Material for this exercise:
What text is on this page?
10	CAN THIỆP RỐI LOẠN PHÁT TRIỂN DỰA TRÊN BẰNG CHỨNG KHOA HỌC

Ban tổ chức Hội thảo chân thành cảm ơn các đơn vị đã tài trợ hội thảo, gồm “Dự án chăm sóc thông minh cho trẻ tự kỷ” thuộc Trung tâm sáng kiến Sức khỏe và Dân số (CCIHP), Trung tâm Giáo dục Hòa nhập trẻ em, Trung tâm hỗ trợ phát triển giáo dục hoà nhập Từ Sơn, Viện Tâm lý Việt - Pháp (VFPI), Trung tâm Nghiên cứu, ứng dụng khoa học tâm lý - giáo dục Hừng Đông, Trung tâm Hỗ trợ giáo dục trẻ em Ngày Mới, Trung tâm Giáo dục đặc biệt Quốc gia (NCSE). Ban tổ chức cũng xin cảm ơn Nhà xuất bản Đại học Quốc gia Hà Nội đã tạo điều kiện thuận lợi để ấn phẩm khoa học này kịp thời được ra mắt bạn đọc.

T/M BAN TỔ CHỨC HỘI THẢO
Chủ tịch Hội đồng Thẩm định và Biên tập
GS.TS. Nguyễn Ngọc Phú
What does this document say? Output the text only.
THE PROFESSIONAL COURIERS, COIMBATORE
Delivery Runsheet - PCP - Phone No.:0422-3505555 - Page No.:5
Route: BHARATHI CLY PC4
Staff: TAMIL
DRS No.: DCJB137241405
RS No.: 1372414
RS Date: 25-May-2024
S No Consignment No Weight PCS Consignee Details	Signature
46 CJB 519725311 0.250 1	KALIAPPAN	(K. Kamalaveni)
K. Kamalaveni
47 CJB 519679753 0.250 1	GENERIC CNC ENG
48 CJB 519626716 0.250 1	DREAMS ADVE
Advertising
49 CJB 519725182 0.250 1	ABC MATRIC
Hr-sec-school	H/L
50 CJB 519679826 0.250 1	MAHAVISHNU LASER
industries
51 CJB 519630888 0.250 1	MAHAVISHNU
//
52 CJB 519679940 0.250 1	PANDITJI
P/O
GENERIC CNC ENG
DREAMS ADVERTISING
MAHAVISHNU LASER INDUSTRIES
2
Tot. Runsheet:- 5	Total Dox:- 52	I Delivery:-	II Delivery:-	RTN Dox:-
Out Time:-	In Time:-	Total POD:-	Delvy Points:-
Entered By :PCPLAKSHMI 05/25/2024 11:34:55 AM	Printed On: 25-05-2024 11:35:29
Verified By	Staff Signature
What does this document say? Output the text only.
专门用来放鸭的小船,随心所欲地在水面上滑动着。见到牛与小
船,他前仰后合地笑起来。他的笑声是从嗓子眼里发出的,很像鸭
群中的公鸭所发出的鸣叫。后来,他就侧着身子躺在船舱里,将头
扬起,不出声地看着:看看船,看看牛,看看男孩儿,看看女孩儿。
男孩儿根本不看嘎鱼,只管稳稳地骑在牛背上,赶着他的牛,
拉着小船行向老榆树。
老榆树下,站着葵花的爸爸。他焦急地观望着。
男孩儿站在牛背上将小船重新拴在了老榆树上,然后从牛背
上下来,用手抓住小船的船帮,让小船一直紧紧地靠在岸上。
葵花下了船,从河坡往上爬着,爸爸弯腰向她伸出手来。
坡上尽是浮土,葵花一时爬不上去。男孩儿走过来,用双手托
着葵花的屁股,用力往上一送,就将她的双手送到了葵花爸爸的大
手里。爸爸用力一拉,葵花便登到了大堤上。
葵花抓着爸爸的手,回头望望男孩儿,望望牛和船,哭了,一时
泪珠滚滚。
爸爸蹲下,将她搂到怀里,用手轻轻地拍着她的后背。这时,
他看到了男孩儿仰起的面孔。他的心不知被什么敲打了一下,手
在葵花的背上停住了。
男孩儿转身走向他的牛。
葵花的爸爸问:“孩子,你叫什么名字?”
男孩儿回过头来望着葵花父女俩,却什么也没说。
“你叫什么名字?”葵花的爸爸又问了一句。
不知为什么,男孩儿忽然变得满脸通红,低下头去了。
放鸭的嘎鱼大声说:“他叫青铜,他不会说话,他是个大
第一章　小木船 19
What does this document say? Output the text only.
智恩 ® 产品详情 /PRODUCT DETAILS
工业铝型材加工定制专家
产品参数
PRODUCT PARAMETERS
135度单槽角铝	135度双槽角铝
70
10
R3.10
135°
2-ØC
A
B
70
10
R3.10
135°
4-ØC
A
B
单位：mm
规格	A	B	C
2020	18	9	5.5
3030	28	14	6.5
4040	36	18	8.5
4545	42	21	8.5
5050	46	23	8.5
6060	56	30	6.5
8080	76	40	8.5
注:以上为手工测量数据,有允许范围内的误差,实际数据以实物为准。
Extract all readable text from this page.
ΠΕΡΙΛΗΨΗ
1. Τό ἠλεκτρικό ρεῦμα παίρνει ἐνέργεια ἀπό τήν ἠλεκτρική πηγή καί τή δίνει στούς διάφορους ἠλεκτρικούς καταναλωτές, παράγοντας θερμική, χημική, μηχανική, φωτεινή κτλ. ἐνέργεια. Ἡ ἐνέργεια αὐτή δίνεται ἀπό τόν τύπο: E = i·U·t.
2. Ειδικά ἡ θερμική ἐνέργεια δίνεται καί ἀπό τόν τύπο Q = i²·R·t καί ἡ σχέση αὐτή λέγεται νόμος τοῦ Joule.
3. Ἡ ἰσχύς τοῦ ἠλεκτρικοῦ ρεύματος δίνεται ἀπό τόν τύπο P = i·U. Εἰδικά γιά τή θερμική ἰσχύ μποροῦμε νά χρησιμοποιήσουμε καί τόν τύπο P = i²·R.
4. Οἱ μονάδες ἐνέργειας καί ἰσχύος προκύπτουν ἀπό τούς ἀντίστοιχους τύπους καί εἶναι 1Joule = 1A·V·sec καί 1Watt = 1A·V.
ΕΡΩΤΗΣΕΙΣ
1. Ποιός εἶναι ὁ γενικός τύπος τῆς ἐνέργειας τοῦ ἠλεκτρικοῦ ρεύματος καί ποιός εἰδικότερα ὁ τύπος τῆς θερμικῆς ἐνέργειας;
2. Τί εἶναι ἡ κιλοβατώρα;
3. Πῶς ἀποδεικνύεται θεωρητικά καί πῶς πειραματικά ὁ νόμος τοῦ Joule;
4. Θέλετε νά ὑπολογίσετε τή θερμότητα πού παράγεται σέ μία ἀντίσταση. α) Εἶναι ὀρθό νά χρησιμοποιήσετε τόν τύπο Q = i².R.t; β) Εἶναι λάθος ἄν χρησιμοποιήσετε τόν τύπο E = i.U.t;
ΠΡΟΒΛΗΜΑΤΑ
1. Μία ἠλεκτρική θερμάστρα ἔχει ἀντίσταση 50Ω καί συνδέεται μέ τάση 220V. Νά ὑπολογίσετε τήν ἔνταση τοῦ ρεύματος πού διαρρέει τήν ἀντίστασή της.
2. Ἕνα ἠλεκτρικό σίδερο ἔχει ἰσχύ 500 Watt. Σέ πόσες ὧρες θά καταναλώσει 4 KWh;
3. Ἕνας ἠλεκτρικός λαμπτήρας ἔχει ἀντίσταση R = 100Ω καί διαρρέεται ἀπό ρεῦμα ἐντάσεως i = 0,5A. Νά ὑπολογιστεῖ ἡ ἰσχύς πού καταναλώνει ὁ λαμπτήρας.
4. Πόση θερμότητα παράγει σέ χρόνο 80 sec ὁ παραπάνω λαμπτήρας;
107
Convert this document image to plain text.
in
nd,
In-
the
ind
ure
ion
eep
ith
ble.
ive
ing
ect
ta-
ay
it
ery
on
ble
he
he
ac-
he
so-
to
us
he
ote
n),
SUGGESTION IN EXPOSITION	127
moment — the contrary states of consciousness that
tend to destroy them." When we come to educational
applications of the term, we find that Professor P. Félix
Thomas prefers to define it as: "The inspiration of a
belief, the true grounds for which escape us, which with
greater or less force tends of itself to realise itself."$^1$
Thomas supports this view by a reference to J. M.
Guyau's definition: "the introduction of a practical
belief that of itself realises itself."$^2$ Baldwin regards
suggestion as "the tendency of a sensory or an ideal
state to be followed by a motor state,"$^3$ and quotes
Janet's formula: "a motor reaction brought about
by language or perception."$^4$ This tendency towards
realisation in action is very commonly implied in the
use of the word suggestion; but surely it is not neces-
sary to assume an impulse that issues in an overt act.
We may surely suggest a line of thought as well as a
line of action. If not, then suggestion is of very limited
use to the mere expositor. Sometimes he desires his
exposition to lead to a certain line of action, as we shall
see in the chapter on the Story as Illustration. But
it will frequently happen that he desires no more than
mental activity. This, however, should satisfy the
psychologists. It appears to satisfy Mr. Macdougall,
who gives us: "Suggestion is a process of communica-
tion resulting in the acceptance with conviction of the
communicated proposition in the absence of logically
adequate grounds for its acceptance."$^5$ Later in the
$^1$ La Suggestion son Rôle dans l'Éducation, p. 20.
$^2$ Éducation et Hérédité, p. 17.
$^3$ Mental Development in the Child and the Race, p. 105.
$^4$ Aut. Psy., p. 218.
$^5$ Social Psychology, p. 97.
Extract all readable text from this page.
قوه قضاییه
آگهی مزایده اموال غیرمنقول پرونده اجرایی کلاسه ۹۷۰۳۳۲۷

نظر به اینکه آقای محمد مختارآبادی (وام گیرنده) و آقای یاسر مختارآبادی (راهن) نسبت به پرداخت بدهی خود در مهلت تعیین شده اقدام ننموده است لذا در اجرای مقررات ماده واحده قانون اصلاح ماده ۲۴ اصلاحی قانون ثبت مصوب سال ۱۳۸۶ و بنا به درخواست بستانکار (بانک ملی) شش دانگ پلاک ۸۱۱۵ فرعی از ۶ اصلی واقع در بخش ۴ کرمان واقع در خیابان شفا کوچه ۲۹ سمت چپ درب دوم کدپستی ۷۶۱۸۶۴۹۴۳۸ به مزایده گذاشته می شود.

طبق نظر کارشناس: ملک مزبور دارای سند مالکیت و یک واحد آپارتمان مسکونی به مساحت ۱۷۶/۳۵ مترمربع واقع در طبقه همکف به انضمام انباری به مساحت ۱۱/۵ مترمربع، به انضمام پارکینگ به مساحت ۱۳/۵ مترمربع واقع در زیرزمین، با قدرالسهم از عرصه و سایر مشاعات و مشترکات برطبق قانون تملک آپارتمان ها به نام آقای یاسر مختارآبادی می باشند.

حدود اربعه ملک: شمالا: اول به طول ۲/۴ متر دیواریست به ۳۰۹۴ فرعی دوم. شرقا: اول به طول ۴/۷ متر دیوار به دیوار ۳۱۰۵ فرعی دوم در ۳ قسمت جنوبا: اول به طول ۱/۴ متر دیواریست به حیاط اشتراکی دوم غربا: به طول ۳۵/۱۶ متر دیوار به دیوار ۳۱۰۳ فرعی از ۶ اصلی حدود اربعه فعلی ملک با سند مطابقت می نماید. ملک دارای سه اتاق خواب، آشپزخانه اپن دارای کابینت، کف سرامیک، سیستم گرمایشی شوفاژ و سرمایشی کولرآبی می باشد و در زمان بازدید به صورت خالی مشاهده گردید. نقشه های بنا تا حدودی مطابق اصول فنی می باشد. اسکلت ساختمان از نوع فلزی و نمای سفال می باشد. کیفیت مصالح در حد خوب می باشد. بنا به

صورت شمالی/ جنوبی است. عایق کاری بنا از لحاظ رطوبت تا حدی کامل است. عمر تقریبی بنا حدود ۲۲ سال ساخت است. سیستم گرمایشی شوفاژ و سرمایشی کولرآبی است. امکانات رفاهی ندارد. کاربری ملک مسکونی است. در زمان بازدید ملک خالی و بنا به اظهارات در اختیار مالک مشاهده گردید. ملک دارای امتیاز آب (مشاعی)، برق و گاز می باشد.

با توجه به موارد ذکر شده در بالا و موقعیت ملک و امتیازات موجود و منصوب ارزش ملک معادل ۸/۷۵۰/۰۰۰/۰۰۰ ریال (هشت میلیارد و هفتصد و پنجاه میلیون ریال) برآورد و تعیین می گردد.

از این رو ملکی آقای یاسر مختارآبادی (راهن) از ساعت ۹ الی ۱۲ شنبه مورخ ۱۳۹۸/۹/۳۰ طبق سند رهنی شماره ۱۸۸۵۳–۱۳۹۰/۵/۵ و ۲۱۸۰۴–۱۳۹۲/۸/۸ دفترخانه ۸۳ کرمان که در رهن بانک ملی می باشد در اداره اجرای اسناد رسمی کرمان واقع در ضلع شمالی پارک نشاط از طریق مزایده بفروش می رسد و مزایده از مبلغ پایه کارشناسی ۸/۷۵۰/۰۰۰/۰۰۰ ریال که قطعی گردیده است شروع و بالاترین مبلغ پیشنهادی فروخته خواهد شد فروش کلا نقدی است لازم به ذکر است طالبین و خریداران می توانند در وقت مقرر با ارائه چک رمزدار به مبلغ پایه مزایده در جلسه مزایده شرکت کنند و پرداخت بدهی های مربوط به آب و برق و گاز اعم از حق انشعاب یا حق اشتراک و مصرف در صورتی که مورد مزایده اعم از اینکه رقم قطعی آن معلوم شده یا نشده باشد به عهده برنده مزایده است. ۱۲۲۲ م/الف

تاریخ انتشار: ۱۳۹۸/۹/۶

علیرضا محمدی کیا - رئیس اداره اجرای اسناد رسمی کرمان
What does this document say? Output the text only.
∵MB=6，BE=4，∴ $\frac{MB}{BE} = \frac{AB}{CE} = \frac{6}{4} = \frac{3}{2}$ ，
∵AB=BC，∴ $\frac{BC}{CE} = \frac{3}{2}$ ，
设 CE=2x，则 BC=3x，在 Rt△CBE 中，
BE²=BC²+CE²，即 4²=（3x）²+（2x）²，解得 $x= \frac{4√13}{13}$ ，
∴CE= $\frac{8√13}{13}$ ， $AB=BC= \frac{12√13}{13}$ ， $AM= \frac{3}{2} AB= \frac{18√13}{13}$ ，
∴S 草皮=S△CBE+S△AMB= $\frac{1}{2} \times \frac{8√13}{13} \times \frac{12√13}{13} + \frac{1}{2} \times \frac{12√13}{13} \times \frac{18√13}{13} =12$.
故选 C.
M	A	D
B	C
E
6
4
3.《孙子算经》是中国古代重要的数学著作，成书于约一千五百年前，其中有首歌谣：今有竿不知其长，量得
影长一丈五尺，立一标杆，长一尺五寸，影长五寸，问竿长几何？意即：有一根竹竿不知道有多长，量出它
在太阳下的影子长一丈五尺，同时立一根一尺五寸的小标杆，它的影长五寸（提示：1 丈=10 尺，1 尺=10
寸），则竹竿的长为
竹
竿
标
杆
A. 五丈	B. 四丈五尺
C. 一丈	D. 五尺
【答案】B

Objective: Select from the material above each line in which the string "تعیین" appears, and list those lines.

Solution to the problem:
نظر به اینکه آقای محمد مختارآبادی (وام گیرنده) و آقای یاسر مختارآبادی (راهن) نسبت به پرداخت بدهی خود در مهلت تعیین شده اقدام ننموده است لذا در اجرای مقررات ماده واحده قانون اصلاح ماده ۲۴ اصلاحی قانون ثبت مصوب سال ۱۳۸۶ و بنا به درخواست بستانکار (بانک ملی) شش دانگ پلاک ۸۱۱۵ فرعی از ۶ اصلی واقع در بخش ۴ کرمان واقع در خیابان شفا کوچه ۲۹ سمت چپ درب دوم کدپستی ۷۶۱۸۶۴۹۴۳۸ به مزایده گذاشته می شود.
با توجه به موارد ذکر شده در بالا و موقعیت ملک و امتیازات موجود و منصوب ارزش ملک معادل ۸/۷۵۰/۰۰۰/۰۰۰ ریال (هشت میلیارد و هفتصد و پنجاه میلیون ریال) برآورد و تعیین می گردد.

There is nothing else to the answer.